TO BE DONE: Rewrite the listing below with "Fonte" swapped for "Source" and nothing else changed. Leave out the pictures.
***
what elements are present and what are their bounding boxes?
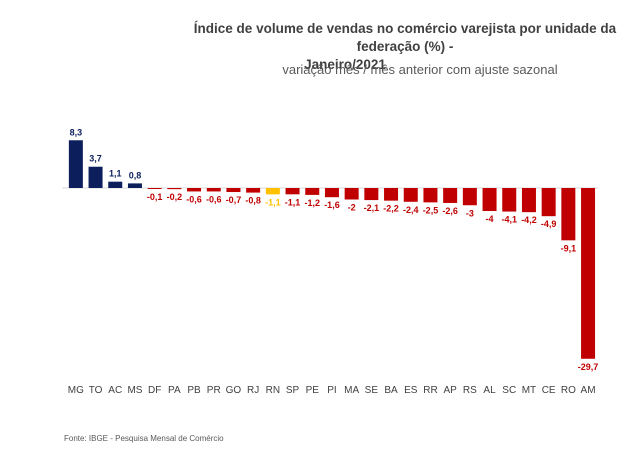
bar-ap [443,188,458,203]
data-label-pb: -0,6 [186,194,202,204]
bar-rs [462,188,477,206]
data-label-sp: -1,1 [285,197,301,207]
category-label-rj: RJ [247,385,259,396]
category-label-pi: PI [327,385,336,396]
category-label-to: TO [89,385,103,396]
bar-rj [246,188,261,193]
bar-pa [167,188,182,190]
data-label-go: -0,7 [226,195,242,205]
bar-sp [285,188,300,195]
chart-title-line1: Índice de volume de vendas no comércio v… [193,21,617,54]
bar-mg [68,140,83,188]
data-label-ba: -2,2 [383,204,399,214]
chart-subtitle: variação mês / mês anterior com ajuste s… [282,62,558,77]
bar-sc [502,188,517,212]
category-label-al: AL [483,385,496,396]
bar-ms [127,183,142,188]
category-label-ro: RO [561,385,576,396]
category-label-mt: MT [522,385,536,396]
category-label-pb: PB [187,385,201,396]
bar-rn [265,188,280,195]
category-label-ba: BA [384,385,398,396]
category-label-rn: RN [266,385,280,396]
category-label-es: ES [404,385,418,396]
data-label-es: -2,4 [403,205,419,215]
category-label-rs: RS [463,385,477,396]
category-label-se: SE [365,385,379,396]
category-label-sc: SC [502,385,516,396]
data-label-pa: -0,2 [167,192,183,202]
bar-pe [305,188,320,195]
category-label-go: GO [226,385,242,396]
bar-mt [521,188,536,213]
data-label-mg: 8,3 [70,127,83,137]
bar-go [226,188,241,193]
bar-df [147,188,162,189]
data-label-am: -29,7 [578,362,599,372]
bar-rr [423,188,438,203]
bar-ma [344,188,359,200]
bar-pi [324,188,339,198]
category-label-am: AM [581,385,596,396]
data-label-ms: 0,8 [129,170,142,180]
data-label-rs: -3 [466,208,474,218]
data-label-pr: -0,6 [206,194,222,204]
category-label-rr: RR [423,385,437,396]
category-label-pa: PA [168,385,181,396]
bar-pb [187,188,202,192]
bar-es [403,188,418,202]
category-label-ms: MS [127,385,142,396]
category-label-ce: CE [542,385,556,396]
category-label-pr: PR [207,385,221,396]
data-label-al: -4 [486,214,494,224]
data-label-se: -2,1 [364,203,380,213]
data-label-ce: -4,9 [541,219,557,229]
category-label-pe: PE [306,385,320,396]
bar-ac [108,181,123,188]
data-label-pe: -1,2 [304,198,320,208]
data-label-pi: -1,6 [324,200,340,210]
category-label-df: DF [148,385,161,396]
data-label-ro: -9,1 [561,243,577,253]
bar-to [88,166,103,188]
data-label-rn: -1,1 [265,197,281,207]
source-note: Fonte: IBGE - Pesquisa Mensal de Comérci… [64,434,224,443]
data-label-rr: -2,5 [423,205,439,215]
data-label-ac: 1,1 [109,169,122,179]
data-label-ap: -2,6 [442,206,458,216]
category-label-ac: AC [108,385,122,396]
data-label-rj: -0,8 [245,196,261,206]
bar-al [482,188,497,211]
chart-title: Índice de volume de vendas no comércio v… [60,20,630,74]
chart-title-line2: Janeiro/2021 [304,57,386,72]
bar-se [364,188,379,201]
data-label-ma: -2 [348,203,356,213]
bar-ce [541,188,556,217]
data-label-df: -0,1 [147,192,163,202]
data-label-mt: -4,2 [521,215,537,225]
bar-pr [206,188,221,192]
category-label-mg: MG [68,385,84,396]
bar-am [581,188,596,359]
bar-ba [384,188,399,201]
bar-ro [561,188,576,241]
category-label-ma: MA [344,385,359,396]
category-label-sp: SP [286,385,300,396]
category-label-ap: AP [443,385,457,396]
data-label-to: 3,7 [89,154,102,164]
data-label-sc: -4,1 [501,215,517,225]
***
RESULT OF THE EXERCISE:
what elements are present and what are their bounding boxes?
bar-ap [443,188,458,203]
data-label-pb: -0,6 [186,194,202,204]
bar-rs [462,188,477,206]
data-label-sp: -1,1 [285,197,301,207]
category-label-rj: RJ [247,385,259,396]
category-label-pi: PI [327,385,336,396]
category-label-to: TO [89,385,103,396]
bar-rj [246,188,261,193]
bar-pa [167,188,182,190]
data-label-go: -0,7 [226,195,242,205]
bar-sp [285,188,300,195]
chart-title-line1: Índice de volume de vendas no comércio v… [193,21,617,54]
bar-mg [68,140,83,188]
data-label-ba: -2,2 [383,204,399,214]
chart-subtitle: variação mês / mês anterior com ajuste s… [282,62,558,77]
bar-sc [502,188,517,212]
category-label-al: AL [483,385,496,396]
bar-ms [127,183,142,188]
category-label-ro: RO [561,385,576,396]
category-label-mt: MT [522,385,536,396]
category-label-pb: PB [187,385,201,396]
bar-rn [265,188,280,195]
category-label-ba: BA [384,385,398,396]
category-label-rn: RN [266,385,280,396]
category-label-es: ES [404,385,418,396]
data-label-es: -2,4 [403,205,419,215]
category-label-rs: RS [463,385,477,396]
category-label-se: SE [365,385,379,396]
category-label-sc: SC [502,385,516,396]
data-label-pa: -0,2 [167,192,183,202]
bar-pe [305,188,320,195]
category-label-go: GO [226,385,242,396]
bar-mt [521,188,536,213]
data-label-mg: 8,3 [70,127,83,137]
bar-go [226,188,241,193]
bar-df [147,188,162,189]
data-label-am: -29,7 [578,362,599,372]
bar-rr [423,188,438,203]
bar-ma [344,188,359,200]
bar-pi [324,188,339,198]
category-label-am: AM [581,385,596,396]
data-label-ms: 0,8 [129,170,142,180]
data-label-rs: -3 [466,208,474,218]
data-label-pr: -0,6 [206,194,222,204]
category-label-rr: RR [423,385,437,396]
category-label-pa: PA [168,385,181,396]
bar-pb [187,188,202,192]
bar-es [403,188,418,202]
category-label-ms: MS [127,385,142,396]
category-label-ce: CE [542,385,556,396]
category-label-pr: PR [207,385,221,396]
data-label-al: -4 [486,214,494,224]
data-label-se: -2,1 [364,203,380,213]
data-label-ce: -4,9 [541,219,557,229]
category-label-pe: PE [306,385,320,396]
bar-ac [108,181,123,188]
data-label-pe: -1,2 [304,198,320,208]
data-label-pi: -1,6 [324,200,340,210]
category-label-df: DF [148,385,161,396]
data-label-ro: -9,1 [561,243,577,253]
bar-to [88,166,103,188]
data-label-rn: -1,1 [265,197,281,207]
source-note: Source: IBGE - Pesquisa Mensal de Comérci… [64,434,224,443]
data-label-rr: -2,5 [423,205,439,215]
data-label-ac: 1,1 [109,169,122,179]
data-label-ap: -2,6 [442,206,458,216]
category-label-ac: AC [108,385,122,396]
data-label-rj: -0,8 [245,196,261,206]
bar-al [482,188,497,211]
chart-title: Índice de volume de vendas no comércio v… [60,20,630,74]
chart-title-line2: Janeiro/2021 [304,57,386,72]
bar-se [364,188,379,201]
data-label-ma: -2 [348,203,356,213]
bar-ce [541,188,556,217]
data-label-df: -0,1 [147,192,163,202]
data-label-mt: -4,2 [521,215,537,225]
bar-pr [206,188,221,192]
category-label-mg: MG [68,385,84,396]
bar-am [581,188,596,359]
bar-ba [384,188,399,201]
bar-ro [561,188,576,241]
category-label-ma: MA [344,385,359,396]
category-label-sp: SP [286,385,300,396]
category-label-ap: AP [443,385,457,396]
data-label-to: 3,7 [89,154,102,164]
data-label-sc: -4,1 [501,215,517,225]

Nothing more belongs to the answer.